Records about charts and figures:
____________

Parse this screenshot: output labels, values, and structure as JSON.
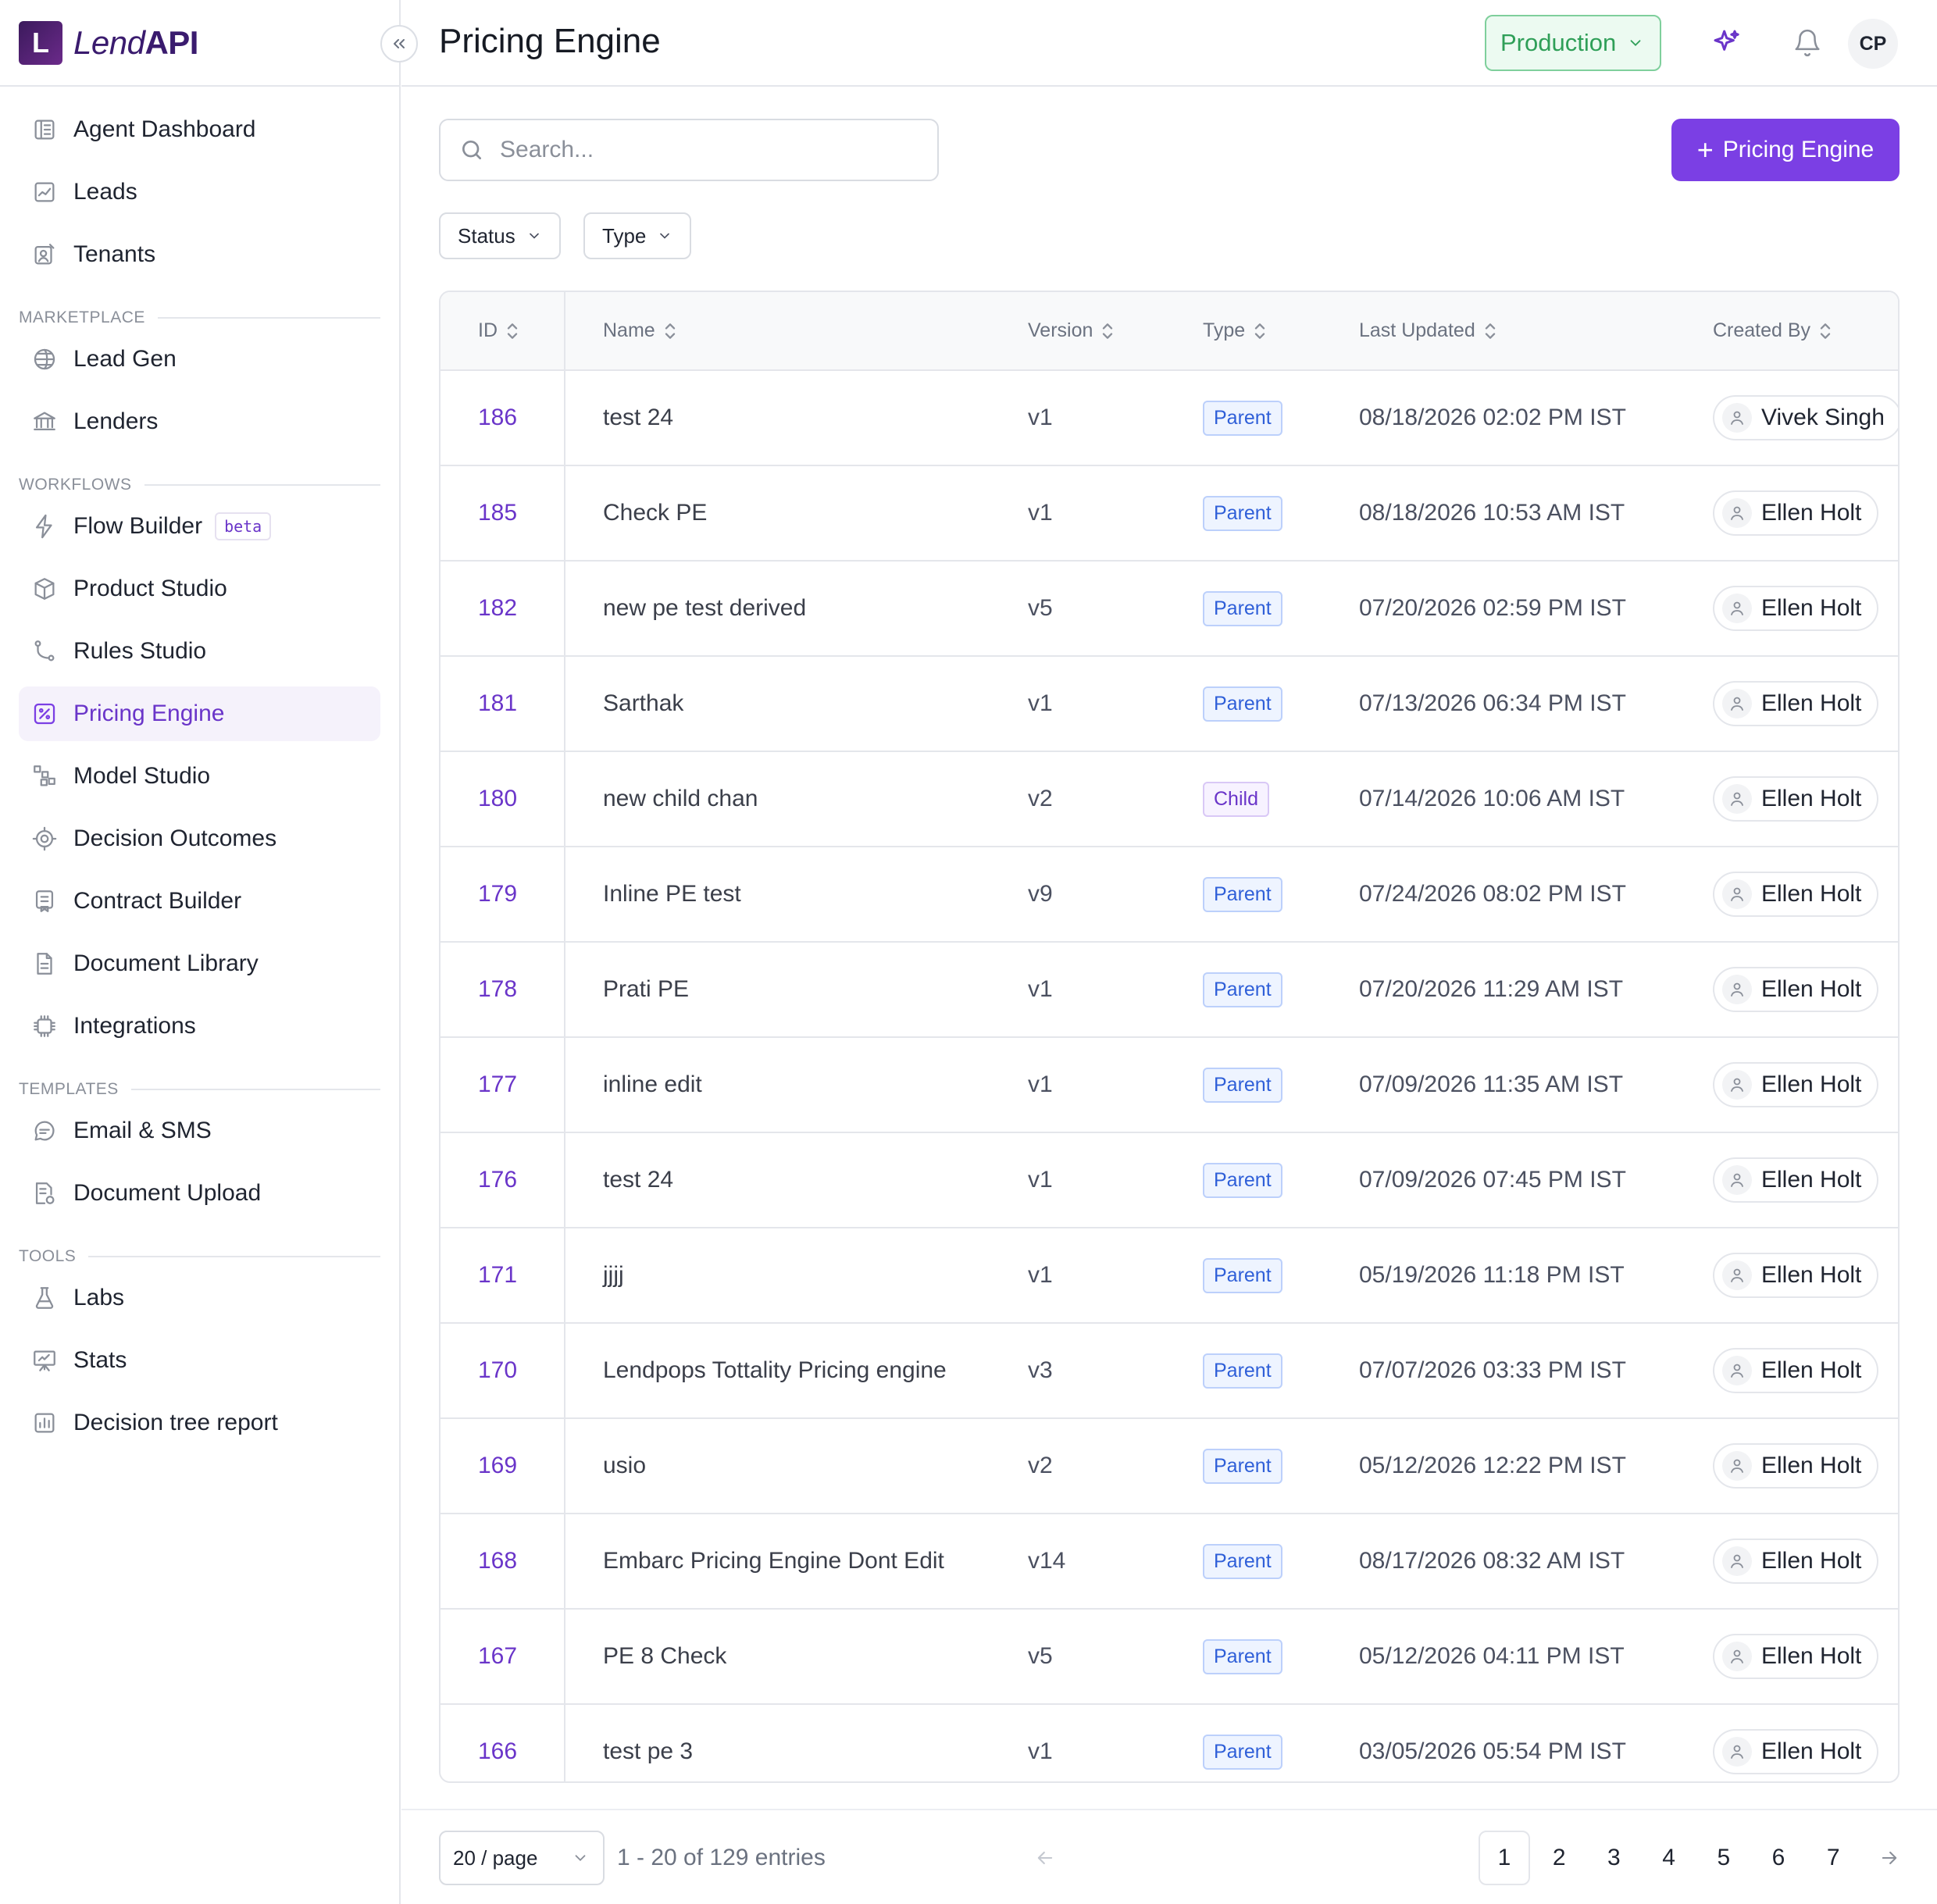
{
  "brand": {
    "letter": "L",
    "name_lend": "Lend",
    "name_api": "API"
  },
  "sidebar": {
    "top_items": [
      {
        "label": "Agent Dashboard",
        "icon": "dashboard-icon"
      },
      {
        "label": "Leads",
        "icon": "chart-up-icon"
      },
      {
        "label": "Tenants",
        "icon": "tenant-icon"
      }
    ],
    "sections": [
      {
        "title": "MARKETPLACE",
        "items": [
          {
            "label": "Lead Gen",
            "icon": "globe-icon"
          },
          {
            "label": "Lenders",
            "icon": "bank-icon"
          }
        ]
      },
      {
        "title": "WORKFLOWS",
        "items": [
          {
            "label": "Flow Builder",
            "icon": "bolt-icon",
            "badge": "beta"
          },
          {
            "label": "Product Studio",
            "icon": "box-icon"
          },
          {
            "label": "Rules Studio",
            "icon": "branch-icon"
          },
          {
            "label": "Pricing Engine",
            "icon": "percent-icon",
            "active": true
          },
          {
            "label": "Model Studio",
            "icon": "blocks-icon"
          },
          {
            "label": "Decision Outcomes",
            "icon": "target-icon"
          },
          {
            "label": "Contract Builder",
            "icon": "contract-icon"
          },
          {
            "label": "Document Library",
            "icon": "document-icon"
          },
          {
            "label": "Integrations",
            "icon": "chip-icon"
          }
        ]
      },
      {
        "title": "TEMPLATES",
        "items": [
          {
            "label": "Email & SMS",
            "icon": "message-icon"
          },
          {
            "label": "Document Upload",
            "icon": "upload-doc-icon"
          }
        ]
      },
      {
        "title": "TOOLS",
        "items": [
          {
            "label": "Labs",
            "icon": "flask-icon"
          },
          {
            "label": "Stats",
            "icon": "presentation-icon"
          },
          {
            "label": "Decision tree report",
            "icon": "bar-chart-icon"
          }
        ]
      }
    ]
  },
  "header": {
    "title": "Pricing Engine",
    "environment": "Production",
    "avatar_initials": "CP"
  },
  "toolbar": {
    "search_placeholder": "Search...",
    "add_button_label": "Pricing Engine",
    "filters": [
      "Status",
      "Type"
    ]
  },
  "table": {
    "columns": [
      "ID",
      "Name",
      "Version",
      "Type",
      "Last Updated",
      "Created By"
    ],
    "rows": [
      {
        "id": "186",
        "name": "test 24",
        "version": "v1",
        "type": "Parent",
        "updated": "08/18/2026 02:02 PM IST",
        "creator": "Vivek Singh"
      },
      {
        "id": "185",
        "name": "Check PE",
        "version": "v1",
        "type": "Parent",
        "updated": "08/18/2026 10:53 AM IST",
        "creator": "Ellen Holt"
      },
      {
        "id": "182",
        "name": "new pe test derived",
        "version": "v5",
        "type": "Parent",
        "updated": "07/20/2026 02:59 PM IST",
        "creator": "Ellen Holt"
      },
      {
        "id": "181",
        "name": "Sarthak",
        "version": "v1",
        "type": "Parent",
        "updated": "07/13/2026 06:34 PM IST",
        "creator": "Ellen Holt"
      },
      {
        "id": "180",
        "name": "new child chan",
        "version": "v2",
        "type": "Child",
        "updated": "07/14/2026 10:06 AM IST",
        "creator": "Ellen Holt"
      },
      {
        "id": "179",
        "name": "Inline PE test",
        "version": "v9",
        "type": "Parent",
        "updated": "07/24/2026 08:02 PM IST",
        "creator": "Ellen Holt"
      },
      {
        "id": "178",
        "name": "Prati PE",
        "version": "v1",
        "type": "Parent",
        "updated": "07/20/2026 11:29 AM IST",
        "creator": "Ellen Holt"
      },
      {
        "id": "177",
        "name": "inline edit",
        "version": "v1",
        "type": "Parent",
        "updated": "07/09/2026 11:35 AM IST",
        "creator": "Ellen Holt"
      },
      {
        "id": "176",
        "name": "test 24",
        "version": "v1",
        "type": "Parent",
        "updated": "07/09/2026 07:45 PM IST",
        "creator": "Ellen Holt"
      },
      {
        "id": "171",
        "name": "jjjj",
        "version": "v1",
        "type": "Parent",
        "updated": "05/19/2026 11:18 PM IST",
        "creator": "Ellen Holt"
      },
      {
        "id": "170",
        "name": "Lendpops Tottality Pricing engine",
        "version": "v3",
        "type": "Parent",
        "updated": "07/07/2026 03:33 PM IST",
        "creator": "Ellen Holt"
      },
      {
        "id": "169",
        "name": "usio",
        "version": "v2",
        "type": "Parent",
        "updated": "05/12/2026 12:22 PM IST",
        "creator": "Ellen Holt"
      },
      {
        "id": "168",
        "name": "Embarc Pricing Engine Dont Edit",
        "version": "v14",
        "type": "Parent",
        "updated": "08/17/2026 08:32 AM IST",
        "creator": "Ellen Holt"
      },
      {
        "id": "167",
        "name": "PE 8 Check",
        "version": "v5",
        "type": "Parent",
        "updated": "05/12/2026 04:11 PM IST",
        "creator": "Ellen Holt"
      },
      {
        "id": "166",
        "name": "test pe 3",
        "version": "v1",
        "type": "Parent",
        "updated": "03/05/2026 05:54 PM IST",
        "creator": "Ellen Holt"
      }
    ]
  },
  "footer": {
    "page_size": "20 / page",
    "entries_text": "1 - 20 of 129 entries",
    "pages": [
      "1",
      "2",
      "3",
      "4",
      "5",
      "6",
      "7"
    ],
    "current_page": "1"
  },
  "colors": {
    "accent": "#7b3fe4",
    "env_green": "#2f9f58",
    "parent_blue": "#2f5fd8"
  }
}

____________

### TASK TO CARRY OUT
Reproduce the material in its entirety and word for word, without the pictures.

### EXERCISE RESULT
Parse this screenshot: output labels, values, and structure as JSON.
{
  "brand": {
    "letter": "L",
    "name_lend": "Lend",
    "name_api": "API"
  },
  "sidebar": {
    "top_items": [
      {
        "label": "Agent Dashboard",
        "icon": "dashboard-icon"
      },
      {
        "label": "Leads",
        "icon": "chart-up-icon"
      },
      {
        "label": "Tenants",
        "icon": "tenant-icon"
      }
    ],
    "sections": [
      {
        "title": "MARKETPLACE",
        "items": [
          {
            "label": "Lead Gen",
            "icon": "globe-icon"
          },
          {
            "label": "Lenders",
            "icon": "bank-icon"
          }
        ]
      },
      {
        "title": "WORKFLOWS",
        "items": [
          {
            "label": "Flow Builder",
            "icon": "bolt-icon",
            "badge": "beta"
          },
          {
            "label": "Product Studio",
            "icon": "box-icon"
          },
          {
            "label": "Rules Studio",
            "icon": "branch-icon"
          },
          {
            "label": "Pricing Engine",
            "icon": "percent-icon",
            "active": true
          },
          {
            "label": "Model Studio",
            "icon": "blocks-icon"
          },
          {
            "label": "Decision Outcomes",
            "icon": "target-icon"
          },
          {
            "label": "Contract Builder",
            "icon": "contract-icon"
          },
          {
            "label": "Document Library",
            "icon": "document-icon"
          },
          {
            "label": "Integrations",
            "icon": "chip-icon"
          }
        ]
      },
      {
        "title": "TEMPLATES",
        "items": [
          {
            "label": "Email & SMS",
            "icon": "message-icon"
          },
          {
            "label": "Document Upload",
            "icon": "upload-doc-icon"
          }
        ]
      },
      {
        "title": "TOOLS",
        "items": [
          {
            "label": "Labs",
            "icon": "flask-icon"
          },
          {
            "label": "Stats",
            "icon": "presentation-icon"
          },
          {
            "label": "Decision tree report",
            "icon": "bar-chart-icon"
          }
        ]
      }
    ]
  },
  "header": {
    "title": "Pricing Engine",
    "environment": "Production",
    "avatar_initials": "CP"
  },
  "toolbar": {
    "search_placeholder": "Search...",
    "add_button_label": "Pricing Engine",
    "filters": [
      "Status",
      "Type"
    ]
  },
  "table": {
    "columns": [
      "ID",
      "Name",
      "Version",
      "Type",
      "Last Updated",
      "Created By"
    ],
    "rows": [
      {
        "id": "186",
        "name": "test 24",
        "version": "v1",
        "type": "Parent",
        "updated": "08/18/2026 02:02 PM IST",
        "creator": "Vivek Singh"
      },
      {
        "id": "185",
        "name": "Check PE",
        "version": "v1",
        "type": "Parent",
        "updated": "08/18/2026 10:53 AM IST",
        "creator": "Ellen Holt"
      },
      {
        "id": "182",
        "name": "new pe test derived",
        "version": "v5",
        "type": "Parent",
        "updated": "07/20/2026 02:59 PM IST",
        "creator": "Ellen Holt"
      },
      {
        "id": "181",
        "name": "Sarthak",
        "version": "v1",
        "type": "Parent",
        "updated": "07/13/2026 06:34 PM IST",
        "creator": "Ellen Holt"
      },
      {
        "id": "180",
        "name": "new child chan",
        "version": "v2",
        "type": "Child",
        "updated": "07/14/2026 10:06 AM IST",
        "creator": "Ellen Holt"
      },
      {
        "id": "179",
        "name": "Inline PE test",
        "version": "v9",
        "type": "Parent",
        "updated": "07/24/2026 08:02 PM IST",
        "creator": "Ellen Holt"
      },
      {
        "id": "178",
        "name": "Prati PE",
        "version": "v1",
        "type": "Parent",
        "updated": "07/20/2026 11:29 AM IST",
        "creator": "Ellen Holt"
      },
      {
        "id": "177",
        "name": "inline edit",
        "version": "v1",
        "type": "Parent",
        "updated": "07/09/2026 11:35 AM IST",
        "creator": "Ellen Holt"
      },
      {
        "id": "176",
        "name": "test 24",
        "version": "v1",
        "type": "Parent",
        "updated": "07/09/2026 07:45 PM IST",
        "creator": "Ellen Holt"
      },
      {
        "id": "171",
        "name": "jjjj",
        "version": "v1",
        "type": "Parent",
        "updated": "05/19/2026 11:18 PM IST",
        "creator": "Ellen Holt"
      },
      {
        "id": "170",
        "name": "Lendpops Tottality Pricing engine",
        "version": "v3",
        "type": "Parent",
        "updated": "07/07/2026 03:33 PM IST",
        "creator": "Ellen Holt"
      },
      {
        "id": "169",
        "name": "usio",
        "version": "v2",
        "type": "Parent",
        "updated": "05/12/2026 12:22 PM IST",
        "creator": "Ellen Holt"
      },
      {
        "id": "168",
        "name": "Embarc Pricing Engine Dont Edit",
        "version": "v14",
        "type": "Parent",
        "updated": "08/17/2026 08:32 AM IST",
        "creator": "Ellen Holt"
      },
      {
        "id": "167",
        "name": "PE 8 Check",
        "version": "v5",
        "type": "Parent",
        "updated": "05/12/2026 04:11 PM IST",
        "creator": "Ellen Holt"
      },
      {
        "id": "166",
        "name": "test pe 3",
        "version": "v1",
        "type": "Parent",
        "updated": "03/05/2026 05:54 PM IST",
        "creator": "Ellen Holt"
      }
    ]
  },
  "footer": {
    "page_size": "20 / page",
    "entries_text": "1 - 20 of 129 entries",
    "pages": [
      "1",
      "2",
      "3",
      "4",
      "5",
      "6",
      "7"
    ],
    "current_page": "1"
  },
  "colors": {
    "accent": "#7b3fe4",
    "env_green": "#2f9f58",
    "parent_blue": "#2f5fd8"
  }
}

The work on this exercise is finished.